> Goal
From the listing below, pull out every line where the string "mounting" appears.

> Provided data
····················

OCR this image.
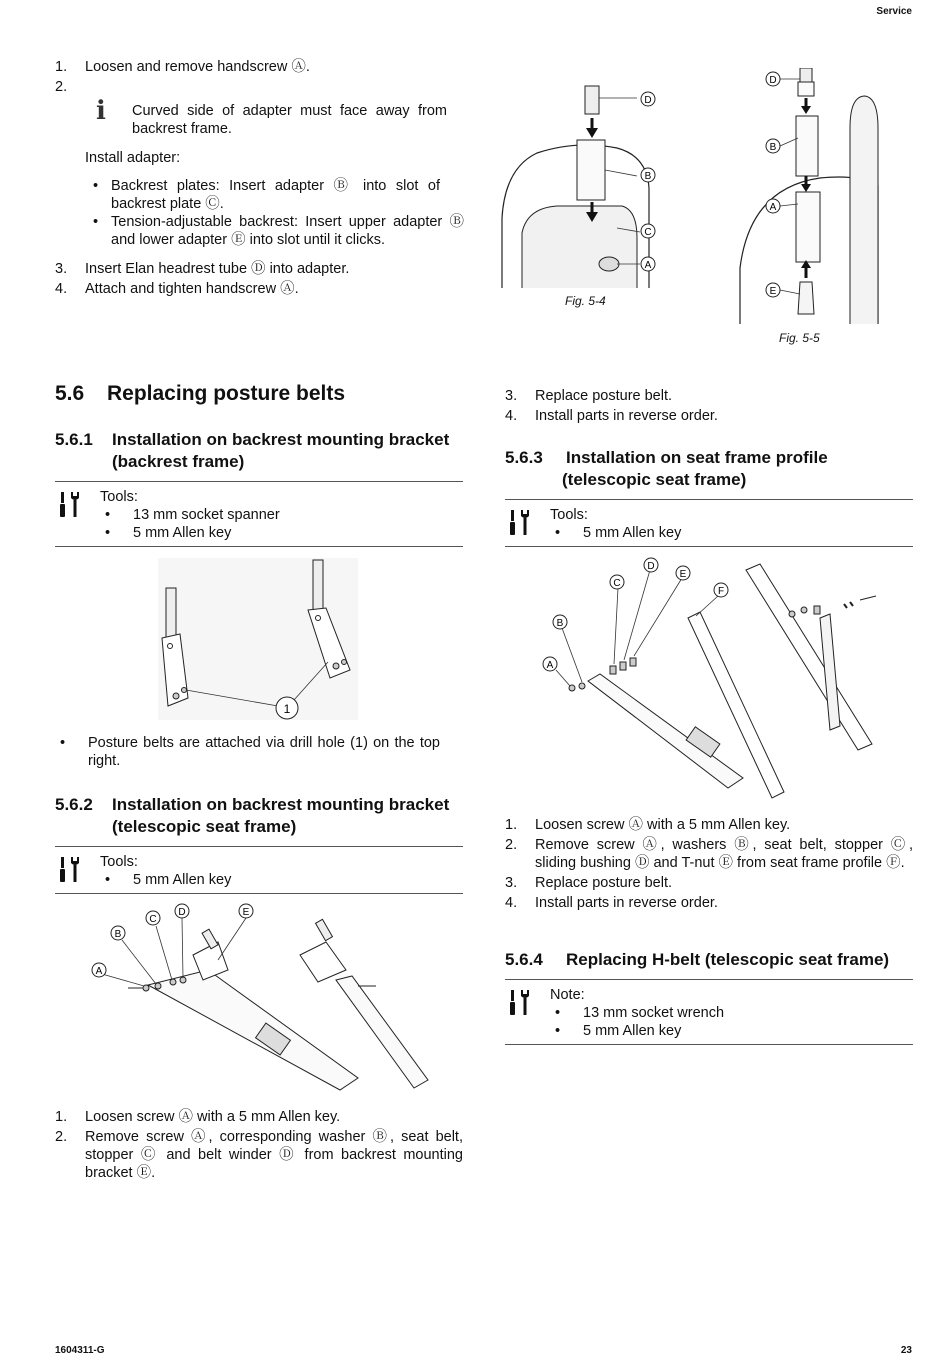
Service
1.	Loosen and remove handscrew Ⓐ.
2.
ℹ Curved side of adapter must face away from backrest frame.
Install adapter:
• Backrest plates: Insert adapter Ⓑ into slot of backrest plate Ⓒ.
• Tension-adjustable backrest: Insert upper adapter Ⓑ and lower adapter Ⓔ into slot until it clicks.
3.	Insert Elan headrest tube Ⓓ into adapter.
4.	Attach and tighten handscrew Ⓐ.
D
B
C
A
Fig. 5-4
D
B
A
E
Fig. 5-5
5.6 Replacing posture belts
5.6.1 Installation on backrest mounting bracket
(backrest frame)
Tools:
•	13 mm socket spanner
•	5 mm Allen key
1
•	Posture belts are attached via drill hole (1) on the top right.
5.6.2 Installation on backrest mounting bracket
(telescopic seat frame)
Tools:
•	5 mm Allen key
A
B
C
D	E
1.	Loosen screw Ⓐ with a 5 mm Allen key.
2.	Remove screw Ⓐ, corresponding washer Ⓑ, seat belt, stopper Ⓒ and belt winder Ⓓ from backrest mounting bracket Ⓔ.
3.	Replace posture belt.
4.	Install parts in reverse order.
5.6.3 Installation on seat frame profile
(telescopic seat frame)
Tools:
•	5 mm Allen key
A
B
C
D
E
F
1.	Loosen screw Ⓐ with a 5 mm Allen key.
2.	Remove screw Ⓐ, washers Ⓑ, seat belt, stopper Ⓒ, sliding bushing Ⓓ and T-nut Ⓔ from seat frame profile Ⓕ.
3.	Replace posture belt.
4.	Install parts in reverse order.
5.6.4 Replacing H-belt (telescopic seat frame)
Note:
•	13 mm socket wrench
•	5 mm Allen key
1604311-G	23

····················

> Answer in full
5.6.1 Installation on backrest mounting bracket
5.6.2 Installation on backrest mounting bracket
2.	Remove screw Ⓐ, corresponding washer Ⓑ, seat belt, stopper Ⓒ and belt winder Ⓓ from backrest mounting bracket Ⓔ.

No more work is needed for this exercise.